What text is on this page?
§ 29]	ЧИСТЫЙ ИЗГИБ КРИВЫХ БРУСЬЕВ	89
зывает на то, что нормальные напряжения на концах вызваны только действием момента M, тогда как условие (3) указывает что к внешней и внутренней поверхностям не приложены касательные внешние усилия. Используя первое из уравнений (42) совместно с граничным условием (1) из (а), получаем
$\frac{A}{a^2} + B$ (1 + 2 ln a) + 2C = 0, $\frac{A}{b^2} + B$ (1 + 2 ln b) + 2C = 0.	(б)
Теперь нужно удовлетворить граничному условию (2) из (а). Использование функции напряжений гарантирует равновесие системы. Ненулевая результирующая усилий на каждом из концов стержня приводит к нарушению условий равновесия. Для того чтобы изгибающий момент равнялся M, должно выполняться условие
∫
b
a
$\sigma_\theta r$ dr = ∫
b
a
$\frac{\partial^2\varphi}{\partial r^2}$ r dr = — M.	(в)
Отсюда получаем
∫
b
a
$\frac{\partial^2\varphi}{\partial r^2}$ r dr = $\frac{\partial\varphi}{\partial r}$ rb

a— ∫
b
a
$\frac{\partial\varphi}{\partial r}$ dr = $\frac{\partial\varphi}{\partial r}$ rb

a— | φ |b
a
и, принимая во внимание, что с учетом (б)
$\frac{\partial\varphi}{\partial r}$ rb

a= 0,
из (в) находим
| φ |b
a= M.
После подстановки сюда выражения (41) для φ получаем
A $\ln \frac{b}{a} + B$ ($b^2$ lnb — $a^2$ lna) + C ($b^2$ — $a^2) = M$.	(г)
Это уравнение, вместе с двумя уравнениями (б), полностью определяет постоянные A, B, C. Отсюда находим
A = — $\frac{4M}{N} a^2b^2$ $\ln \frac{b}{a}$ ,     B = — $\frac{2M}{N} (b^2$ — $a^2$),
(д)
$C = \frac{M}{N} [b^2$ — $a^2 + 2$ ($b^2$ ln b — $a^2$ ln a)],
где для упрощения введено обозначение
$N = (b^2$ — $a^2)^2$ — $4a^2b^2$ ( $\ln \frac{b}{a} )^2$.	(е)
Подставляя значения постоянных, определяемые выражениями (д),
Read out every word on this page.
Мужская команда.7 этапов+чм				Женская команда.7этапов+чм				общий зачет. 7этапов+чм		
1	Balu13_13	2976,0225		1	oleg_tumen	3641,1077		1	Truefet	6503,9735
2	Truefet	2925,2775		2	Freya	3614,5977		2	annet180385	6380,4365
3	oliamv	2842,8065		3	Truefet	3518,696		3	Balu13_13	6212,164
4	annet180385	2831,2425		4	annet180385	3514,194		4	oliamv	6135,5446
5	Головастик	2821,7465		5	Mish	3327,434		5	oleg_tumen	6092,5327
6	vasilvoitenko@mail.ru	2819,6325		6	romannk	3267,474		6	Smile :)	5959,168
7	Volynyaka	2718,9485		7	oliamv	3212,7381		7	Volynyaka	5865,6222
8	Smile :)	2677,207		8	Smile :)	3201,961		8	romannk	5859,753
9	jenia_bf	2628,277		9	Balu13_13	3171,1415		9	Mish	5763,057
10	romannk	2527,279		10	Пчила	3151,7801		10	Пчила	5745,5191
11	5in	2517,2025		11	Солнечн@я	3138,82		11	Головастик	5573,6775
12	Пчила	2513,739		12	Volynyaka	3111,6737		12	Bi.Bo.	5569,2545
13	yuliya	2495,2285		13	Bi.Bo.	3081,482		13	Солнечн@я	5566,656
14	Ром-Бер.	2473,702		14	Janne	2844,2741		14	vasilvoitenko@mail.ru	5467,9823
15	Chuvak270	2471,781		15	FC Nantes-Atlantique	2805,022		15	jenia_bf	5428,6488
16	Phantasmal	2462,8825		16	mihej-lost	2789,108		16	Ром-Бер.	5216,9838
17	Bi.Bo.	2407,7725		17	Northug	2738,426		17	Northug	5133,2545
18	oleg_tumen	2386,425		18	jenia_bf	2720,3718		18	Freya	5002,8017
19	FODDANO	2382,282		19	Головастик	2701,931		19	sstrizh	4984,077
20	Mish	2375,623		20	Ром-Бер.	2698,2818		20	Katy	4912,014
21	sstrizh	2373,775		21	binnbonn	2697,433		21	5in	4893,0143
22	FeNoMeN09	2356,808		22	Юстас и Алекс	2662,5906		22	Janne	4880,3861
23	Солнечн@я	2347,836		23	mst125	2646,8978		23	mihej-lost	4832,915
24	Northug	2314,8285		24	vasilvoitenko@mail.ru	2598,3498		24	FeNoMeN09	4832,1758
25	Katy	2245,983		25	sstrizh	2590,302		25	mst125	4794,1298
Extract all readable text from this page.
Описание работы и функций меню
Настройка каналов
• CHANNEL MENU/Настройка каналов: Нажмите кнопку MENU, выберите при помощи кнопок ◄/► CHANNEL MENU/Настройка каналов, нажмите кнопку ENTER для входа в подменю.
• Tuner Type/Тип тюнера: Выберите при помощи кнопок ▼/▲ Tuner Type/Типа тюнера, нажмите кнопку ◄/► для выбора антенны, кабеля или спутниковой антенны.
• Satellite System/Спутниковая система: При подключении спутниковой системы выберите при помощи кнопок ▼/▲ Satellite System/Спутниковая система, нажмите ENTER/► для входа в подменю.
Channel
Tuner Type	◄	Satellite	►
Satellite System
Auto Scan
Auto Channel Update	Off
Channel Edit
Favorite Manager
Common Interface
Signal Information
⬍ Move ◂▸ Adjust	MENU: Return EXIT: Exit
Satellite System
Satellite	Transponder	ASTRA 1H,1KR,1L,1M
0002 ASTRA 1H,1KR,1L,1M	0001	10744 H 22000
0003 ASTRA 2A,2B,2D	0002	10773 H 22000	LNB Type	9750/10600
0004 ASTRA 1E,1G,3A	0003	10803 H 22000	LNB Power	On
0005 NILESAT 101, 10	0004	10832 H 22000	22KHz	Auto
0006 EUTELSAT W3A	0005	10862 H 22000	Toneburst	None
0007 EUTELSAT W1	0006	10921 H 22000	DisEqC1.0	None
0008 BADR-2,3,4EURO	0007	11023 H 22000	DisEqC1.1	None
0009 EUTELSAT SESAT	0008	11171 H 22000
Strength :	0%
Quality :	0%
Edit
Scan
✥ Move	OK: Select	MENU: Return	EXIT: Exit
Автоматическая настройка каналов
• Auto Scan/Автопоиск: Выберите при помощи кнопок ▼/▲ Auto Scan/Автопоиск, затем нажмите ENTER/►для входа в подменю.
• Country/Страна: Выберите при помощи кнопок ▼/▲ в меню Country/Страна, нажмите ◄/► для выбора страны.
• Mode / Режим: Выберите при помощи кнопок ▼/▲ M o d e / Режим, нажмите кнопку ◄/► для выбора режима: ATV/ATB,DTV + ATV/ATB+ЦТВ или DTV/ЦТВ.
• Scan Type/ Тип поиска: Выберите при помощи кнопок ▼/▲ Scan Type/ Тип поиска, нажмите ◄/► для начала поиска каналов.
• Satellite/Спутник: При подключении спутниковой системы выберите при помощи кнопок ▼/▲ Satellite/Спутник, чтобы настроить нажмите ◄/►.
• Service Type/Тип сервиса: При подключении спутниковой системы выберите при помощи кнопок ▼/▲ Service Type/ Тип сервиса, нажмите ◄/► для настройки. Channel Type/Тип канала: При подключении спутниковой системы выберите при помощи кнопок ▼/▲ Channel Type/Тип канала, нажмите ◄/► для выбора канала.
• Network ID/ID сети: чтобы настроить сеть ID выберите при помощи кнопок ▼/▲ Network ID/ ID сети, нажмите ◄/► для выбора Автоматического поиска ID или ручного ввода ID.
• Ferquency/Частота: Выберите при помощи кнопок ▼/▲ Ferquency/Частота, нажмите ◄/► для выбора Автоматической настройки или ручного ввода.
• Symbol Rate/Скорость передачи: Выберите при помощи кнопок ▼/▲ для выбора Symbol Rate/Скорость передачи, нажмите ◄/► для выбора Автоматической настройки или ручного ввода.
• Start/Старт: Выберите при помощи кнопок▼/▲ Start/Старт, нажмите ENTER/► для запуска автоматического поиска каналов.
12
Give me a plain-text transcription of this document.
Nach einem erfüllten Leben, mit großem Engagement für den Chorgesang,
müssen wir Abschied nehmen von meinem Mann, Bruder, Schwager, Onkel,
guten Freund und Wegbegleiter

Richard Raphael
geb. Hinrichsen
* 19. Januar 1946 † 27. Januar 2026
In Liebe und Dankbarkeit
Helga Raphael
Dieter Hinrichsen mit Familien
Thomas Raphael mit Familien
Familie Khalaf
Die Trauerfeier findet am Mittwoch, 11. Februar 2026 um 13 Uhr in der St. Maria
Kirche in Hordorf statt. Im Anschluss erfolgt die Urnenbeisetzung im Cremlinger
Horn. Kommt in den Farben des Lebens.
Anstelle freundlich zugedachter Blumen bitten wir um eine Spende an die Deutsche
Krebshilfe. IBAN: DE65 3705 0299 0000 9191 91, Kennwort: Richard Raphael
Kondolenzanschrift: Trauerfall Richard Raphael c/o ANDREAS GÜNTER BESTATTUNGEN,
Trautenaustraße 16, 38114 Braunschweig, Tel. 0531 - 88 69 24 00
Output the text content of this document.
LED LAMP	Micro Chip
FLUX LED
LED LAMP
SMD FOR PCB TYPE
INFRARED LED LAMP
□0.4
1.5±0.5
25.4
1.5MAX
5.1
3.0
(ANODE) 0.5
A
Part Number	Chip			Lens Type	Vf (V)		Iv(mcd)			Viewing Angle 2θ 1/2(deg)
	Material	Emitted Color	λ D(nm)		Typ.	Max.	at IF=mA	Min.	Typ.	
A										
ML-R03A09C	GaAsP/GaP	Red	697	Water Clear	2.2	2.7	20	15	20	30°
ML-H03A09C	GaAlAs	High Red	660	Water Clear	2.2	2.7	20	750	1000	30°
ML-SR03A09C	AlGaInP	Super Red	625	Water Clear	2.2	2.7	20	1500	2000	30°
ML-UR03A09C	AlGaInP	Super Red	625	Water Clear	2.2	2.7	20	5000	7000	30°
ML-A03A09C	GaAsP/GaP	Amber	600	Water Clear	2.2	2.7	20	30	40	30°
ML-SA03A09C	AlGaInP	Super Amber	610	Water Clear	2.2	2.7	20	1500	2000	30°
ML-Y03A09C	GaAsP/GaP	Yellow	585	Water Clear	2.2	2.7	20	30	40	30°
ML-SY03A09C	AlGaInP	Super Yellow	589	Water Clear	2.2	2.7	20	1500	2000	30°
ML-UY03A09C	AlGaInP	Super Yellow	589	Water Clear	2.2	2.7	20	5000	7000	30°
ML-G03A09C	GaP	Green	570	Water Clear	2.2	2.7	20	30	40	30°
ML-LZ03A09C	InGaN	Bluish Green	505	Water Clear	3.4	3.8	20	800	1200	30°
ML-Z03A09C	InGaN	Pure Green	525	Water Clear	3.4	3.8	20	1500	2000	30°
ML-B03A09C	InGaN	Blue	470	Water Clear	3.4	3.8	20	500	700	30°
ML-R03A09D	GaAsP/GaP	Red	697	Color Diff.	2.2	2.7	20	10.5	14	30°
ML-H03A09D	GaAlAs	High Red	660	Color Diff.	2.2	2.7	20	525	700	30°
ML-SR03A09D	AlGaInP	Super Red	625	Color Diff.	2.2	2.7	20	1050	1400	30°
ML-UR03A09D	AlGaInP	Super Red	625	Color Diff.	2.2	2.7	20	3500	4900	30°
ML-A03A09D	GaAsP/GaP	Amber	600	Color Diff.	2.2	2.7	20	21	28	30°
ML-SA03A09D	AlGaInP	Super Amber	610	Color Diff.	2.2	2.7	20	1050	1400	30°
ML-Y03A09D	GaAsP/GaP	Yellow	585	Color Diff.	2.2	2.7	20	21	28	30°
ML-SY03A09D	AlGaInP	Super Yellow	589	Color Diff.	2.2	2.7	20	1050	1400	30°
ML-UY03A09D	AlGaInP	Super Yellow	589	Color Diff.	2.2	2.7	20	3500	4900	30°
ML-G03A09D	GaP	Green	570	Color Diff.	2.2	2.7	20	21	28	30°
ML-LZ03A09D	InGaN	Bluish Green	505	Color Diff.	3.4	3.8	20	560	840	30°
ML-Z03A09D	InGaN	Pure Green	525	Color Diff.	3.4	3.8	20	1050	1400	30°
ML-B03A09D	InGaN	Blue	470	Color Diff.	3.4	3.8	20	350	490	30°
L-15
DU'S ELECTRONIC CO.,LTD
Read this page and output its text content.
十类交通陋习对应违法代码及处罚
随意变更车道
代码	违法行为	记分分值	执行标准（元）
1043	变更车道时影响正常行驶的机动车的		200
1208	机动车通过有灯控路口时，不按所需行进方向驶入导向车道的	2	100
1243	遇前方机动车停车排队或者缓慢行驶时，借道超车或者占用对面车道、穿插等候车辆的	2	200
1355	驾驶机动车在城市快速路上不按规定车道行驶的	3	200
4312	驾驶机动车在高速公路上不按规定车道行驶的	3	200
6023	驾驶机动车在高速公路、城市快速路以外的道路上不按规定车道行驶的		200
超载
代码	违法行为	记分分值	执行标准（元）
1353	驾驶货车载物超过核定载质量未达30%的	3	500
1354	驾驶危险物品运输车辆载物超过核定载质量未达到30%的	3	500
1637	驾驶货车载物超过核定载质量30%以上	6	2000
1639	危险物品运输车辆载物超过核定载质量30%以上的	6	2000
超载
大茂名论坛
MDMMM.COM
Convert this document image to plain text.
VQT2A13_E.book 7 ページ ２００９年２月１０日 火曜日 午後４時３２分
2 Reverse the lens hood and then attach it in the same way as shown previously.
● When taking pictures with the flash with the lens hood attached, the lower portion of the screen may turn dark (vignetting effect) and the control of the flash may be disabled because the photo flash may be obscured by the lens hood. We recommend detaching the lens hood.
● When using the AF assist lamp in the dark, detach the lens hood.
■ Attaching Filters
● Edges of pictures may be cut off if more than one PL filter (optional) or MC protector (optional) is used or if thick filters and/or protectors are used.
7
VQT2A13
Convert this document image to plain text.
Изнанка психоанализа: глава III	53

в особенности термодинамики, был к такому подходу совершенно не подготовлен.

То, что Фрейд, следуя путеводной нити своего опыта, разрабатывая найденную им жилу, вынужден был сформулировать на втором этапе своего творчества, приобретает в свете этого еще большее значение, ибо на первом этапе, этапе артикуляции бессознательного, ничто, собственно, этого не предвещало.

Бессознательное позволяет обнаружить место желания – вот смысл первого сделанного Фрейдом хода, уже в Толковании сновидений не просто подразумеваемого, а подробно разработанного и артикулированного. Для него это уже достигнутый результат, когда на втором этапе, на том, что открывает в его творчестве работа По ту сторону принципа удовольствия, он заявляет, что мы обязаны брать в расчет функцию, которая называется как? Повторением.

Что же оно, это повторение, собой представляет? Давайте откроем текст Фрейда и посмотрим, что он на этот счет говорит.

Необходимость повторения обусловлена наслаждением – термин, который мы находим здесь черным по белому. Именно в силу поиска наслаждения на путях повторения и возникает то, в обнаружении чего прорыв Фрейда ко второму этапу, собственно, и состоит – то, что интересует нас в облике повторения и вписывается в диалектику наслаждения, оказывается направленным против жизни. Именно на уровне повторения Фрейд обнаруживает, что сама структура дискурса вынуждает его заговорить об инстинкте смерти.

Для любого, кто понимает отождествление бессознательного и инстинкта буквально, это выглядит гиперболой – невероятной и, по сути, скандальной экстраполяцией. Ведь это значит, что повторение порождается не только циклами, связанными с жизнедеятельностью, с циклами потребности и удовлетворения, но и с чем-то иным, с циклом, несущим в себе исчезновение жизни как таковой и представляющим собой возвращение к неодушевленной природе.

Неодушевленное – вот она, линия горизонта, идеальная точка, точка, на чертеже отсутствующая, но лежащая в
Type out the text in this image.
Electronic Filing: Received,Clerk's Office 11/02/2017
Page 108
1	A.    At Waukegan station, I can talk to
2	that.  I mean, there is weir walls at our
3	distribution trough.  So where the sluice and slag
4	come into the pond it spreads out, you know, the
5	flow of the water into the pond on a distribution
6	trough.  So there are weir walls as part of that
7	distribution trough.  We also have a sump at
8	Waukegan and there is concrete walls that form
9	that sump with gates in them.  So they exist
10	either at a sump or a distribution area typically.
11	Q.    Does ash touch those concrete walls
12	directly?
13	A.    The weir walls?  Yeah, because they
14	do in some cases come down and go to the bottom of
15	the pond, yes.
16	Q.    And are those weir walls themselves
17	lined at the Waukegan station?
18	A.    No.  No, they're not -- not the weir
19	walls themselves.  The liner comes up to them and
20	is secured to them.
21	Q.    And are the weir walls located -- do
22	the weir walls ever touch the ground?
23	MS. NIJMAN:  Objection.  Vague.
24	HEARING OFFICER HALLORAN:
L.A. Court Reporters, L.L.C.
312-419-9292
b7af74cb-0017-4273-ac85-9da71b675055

● **The task**
Pull out every line in the data above that has the word "Green".

● **Answer below**
ML-G03A09C	GaP	Green	570	Water Clear	2.2	2.7	20	30	40	30°
ML-LZ03A09C	InGaN	Bluish Green	505	Water Clear	3.4	3.8	20	800	1200	30°
ML-Z03A09C	InGaN	Pure Green	525	Water Clear	3.4	3.8	20	1500	2000	30°
ML-G03A09D	GaP	Green	570	Color Diff.	2.2	2.7	20	21	28	30°
ML-LZ03A09D	InGaN	Bluish Green	505	Color Diff.	3.4	3.8	20	560	840	30°
ML-Z03A09D	InGaN	Pure Green	525	Color Diff.	3.4	3.8	20	1050	1400	30°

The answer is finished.